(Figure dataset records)
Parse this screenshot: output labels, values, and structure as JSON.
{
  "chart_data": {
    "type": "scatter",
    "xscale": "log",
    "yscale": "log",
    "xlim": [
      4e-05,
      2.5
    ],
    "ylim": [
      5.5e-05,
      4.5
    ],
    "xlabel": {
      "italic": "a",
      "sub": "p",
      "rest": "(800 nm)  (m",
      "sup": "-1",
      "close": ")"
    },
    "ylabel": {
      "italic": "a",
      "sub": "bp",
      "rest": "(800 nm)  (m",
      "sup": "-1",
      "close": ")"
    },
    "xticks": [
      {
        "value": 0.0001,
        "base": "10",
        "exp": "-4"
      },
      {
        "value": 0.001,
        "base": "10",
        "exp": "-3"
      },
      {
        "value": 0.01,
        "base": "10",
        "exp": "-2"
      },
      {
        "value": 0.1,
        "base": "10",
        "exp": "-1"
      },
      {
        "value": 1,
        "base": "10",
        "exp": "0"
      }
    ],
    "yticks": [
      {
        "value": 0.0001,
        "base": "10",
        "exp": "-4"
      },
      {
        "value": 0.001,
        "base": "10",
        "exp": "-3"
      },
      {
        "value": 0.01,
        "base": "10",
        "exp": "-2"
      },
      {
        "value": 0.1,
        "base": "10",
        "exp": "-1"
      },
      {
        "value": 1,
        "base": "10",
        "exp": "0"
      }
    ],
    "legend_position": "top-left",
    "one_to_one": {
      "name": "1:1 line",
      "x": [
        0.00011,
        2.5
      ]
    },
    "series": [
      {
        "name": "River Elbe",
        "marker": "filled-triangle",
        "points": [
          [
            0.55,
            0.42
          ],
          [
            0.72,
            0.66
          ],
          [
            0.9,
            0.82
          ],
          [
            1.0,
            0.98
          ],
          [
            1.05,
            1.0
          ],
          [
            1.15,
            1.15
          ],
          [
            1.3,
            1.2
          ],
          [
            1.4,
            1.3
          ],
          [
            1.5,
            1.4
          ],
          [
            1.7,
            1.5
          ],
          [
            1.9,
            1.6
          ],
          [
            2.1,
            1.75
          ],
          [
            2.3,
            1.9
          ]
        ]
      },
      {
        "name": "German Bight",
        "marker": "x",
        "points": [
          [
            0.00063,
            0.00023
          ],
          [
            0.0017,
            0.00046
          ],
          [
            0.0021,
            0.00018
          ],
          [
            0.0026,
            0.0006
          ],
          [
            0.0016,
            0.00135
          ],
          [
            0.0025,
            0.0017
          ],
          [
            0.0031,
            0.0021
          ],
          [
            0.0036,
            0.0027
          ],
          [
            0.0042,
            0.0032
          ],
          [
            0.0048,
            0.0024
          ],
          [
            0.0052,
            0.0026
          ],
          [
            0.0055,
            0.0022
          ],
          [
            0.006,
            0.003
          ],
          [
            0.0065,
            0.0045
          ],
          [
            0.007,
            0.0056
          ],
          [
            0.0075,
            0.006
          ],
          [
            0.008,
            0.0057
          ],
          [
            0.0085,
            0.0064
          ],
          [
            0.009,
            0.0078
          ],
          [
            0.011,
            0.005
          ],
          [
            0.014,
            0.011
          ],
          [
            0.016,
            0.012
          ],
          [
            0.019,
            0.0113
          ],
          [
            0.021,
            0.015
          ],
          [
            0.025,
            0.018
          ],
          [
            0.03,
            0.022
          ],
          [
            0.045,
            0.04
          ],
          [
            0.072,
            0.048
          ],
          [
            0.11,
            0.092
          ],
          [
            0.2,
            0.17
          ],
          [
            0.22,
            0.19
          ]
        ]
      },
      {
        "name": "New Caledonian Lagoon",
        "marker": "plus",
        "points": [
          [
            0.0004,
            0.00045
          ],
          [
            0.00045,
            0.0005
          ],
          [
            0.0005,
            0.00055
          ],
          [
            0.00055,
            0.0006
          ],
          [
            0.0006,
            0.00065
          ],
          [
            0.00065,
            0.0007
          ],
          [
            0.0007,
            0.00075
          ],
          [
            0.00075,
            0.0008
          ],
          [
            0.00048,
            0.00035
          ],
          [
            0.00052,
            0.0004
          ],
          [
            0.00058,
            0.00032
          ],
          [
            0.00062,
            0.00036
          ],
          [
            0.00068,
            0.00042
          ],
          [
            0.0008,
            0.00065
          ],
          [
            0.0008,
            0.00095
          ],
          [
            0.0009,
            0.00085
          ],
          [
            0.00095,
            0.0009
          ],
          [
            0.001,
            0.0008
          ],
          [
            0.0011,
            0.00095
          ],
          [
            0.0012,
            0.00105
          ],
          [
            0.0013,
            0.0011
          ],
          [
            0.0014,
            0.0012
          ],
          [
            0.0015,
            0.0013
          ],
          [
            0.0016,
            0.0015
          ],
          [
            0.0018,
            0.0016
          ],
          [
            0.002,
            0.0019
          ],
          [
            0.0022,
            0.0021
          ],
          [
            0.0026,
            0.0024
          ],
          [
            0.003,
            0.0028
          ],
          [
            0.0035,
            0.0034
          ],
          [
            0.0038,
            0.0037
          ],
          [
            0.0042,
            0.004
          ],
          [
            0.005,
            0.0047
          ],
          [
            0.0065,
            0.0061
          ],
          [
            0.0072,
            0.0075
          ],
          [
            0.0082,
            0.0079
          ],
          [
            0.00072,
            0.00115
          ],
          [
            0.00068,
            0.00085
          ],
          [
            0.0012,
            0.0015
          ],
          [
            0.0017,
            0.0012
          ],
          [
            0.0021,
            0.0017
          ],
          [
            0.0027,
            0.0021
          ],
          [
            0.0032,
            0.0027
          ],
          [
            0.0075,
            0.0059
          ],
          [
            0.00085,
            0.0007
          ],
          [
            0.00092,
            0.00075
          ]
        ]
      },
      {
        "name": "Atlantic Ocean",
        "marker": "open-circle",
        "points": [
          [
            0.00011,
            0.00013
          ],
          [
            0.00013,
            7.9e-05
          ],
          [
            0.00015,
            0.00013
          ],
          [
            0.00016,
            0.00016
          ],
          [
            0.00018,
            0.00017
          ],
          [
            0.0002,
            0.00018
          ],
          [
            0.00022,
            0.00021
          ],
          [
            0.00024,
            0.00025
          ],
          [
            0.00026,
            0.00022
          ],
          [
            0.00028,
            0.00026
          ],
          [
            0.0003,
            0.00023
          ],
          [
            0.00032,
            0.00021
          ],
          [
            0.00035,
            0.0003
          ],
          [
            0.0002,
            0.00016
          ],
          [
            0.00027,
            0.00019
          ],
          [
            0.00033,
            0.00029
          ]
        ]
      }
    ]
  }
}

-- What this task involves --
Go through the records above and copy every line with the word "name".

-- Written answer --
      "name": "1:1 line",
        "name": "River Elbe",
        "name": "German Bight",
        "name": "New Caledonian Lagoon",
        "name": "Atlantic Ocean",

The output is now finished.